La Repubblica, 11 agosto 2023

“Ho dovuto scegliere se avere paura di morire di fame o di morire soffocato”. Sono le parole di un detenuto di 64 anni, che sta scontando la pena inflittagli dal tribunale di Milano, nel carcere di Torino dove è stato trasferito per i suoi problemi di salute dal carcere di Alessandria. “La mia pena è un calvario” racconta nelle venti pagine memoria affidate al suo legale e inviate alla procura di Torino, all’Ordine dei medici e al ministero di Grazia e Giustizia denunciando i medici del carcere.

Il detenuto è affetto da anoressia psicogena che gli causa un importante deperimento organico ed è sottoposto a nutrizione parentale, con una pompa infusionale che porta i nutrienti direttamente nello stomaco. La sua legale ha più volte chiesto per lui i domiciliari come pena alternativa al carcere considerato, “non compatibile con il suo stato di salute”. L’udienza è fissata a fine settembre. “Ad Alessandria venivo lasciato senza assistenza e senza campanello quando la pompa era in funzione, così una volta ho rischiato di soffocare”, denuncia.

Il suo caso era stato sottoposto anche all’attenzione del garante dei detenuti e il 17 maggio il paziente è stato ricoverato alle Molinette per un intervento alla colecisti. Il 26 giugno è stato dimesso e mandato al Sai delle Vallette, il servizio medico integrato, dopo che anche i medici del carcere di Alessandria avevano scritto in una relazione che un trasferimento a Torino sarebbe stato più indicato. All’uscita dalle Molinette pesava 59 chili, i suoi valori - si legge sulla cartella clinica - erano bassissimi.

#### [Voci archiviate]
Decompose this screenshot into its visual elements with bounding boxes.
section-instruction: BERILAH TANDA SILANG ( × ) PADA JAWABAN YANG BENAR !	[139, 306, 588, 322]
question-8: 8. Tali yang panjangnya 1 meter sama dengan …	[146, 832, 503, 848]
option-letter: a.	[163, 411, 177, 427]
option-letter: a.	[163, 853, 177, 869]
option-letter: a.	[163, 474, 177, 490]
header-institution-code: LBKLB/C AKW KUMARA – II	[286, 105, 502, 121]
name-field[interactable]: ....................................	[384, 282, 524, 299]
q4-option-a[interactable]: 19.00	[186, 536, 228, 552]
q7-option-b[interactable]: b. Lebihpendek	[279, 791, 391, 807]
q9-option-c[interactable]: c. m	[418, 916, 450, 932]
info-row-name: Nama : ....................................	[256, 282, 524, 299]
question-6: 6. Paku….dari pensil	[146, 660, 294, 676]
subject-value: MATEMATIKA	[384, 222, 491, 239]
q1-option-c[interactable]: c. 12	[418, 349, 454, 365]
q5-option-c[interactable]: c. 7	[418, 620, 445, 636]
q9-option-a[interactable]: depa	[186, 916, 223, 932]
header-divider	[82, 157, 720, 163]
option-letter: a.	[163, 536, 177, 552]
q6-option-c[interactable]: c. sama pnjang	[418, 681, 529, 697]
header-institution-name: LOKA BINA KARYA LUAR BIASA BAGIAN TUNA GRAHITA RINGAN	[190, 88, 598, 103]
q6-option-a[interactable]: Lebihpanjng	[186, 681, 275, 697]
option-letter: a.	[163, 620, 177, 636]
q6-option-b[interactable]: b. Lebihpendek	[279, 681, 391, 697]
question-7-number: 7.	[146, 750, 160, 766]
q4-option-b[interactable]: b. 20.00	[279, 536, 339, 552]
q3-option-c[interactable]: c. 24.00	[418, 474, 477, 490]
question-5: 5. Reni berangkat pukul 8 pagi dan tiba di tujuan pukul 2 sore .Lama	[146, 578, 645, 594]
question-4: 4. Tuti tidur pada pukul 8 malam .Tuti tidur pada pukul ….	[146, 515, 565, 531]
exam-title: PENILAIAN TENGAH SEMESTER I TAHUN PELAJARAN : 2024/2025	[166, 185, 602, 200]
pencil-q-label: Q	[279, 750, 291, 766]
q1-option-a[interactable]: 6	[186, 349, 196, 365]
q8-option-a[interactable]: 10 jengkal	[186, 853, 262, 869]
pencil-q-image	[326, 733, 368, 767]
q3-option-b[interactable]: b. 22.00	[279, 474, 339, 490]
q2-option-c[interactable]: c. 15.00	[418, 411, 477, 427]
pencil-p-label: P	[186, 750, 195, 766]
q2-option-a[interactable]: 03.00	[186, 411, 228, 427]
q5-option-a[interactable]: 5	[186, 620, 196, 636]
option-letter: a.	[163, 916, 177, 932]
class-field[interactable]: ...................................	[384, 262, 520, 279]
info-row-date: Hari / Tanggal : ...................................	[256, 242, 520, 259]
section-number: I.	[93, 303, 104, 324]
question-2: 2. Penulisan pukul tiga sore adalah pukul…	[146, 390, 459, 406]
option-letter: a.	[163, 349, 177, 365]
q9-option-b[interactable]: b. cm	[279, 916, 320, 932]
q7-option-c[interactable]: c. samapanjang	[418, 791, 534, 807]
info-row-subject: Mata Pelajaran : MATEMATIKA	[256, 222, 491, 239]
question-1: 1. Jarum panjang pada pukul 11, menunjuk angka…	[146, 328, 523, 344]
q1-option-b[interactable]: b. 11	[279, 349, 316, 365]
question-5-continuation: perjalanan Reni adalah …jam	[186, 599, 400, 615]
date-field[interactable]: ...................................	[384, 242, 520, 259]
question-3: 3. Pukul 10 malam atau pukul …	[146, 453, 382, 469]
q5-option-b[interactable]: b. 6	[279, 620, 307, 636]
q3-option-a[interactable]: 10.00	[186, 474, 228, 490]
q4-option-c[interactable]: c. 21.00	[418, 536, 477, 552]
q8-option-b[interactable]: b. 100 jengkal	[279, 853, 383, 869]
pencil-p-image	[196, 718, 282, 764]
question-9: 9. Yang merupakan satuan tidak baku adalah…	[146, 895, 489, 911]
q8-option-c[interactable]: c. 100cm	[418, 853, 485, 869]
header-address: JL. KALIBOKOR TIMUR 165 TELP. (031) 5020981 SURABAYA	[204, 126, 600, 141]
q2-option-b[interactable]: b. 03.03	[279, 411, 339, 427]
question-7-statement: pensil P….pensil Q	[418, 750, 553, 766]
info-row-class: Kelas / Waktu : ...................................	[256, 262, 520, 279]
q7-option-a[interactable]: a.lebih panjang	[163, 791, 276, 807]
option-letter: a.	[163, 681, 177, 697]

#### [Esercizi da svolgere]
**a.** Trascrivi dall'articolo sul detenuto il passo che comincia con "Il suo caso" e prosegue fino a "- erano bassissimi.".
**b.** Prosegui l'articolo sul detenuto subito dopo la sua ultima frase.
Le righe sono materiale a sé, separato dall'articolo sul detenuto.

#### [Soluzioni in ordine]
**a.**
Il suo caso era stato sottoposto anche all’attenzione del garante dei detenuti e il 17 maggio il paziente è stato ricoverato alle Molinette per un intervento alla colecisti. Il 26 giugno è stato dimesso e mandato al Sai delle Vallette, il servizio medico integrato, dopo che anche i medici del carcere di Alessandria avevano scritto in una relazione che un trasferimento a Torino sarebbe stato più indicato. All’uscita dalle Molinette pesava 59 chili, i suoi valori - si legge sulla cartella clinica - erano bassissimi.

**b.**
“Al Sai non mi hanno sostituito il sondino per 30 giorni, le linee guida dicono che per evitare infezioni va sostituito ogni 15”, denuncia il detenuto che nella sua memoria denuncia anche la perdita di una parte della documentazione medica trasferita dal carcere di Alessandria e alcune discrepanze tra quanto riportato da medici interni al carcere rispetto agli esami fatti in ospedale. Dal carcere raccontano come il personale medico fosse molto preoccupato dalle sue condizioni riservandogli tutte le attenzioni necessarie.

E anche della sua resistenza alle cure, una circostanza che lui nega. “Eppure le mie condizioni sono peggiorate, nei 19 giorni di detenzione al Sai, dopo le dimissioni dalle Molinette, ho perso altri tre chili - dice - la cattiva gestione del mio caso mi ha costretto a passare dall’alimentazione enterale, meno invasiva, a quella parentale. Così la mia qualità di vita è peggiorata.

Qui in carcere non sono possibili le cure di cui avrei bisogno. L’infermeria non può darmi i controlli continui di cui ho bisogno. L’infermeria chiude alle 19.30 e di notte rimane chiusa senza la possibilità di effettuare altre terapie”. Soltanto l’alimentazione con il sondino richiede 18 ore durante il giorno e non è possibile in quel periodo sottoporre il paziente ad altre terapie. L’ordine dei medici ha avviato verifiche sul caso.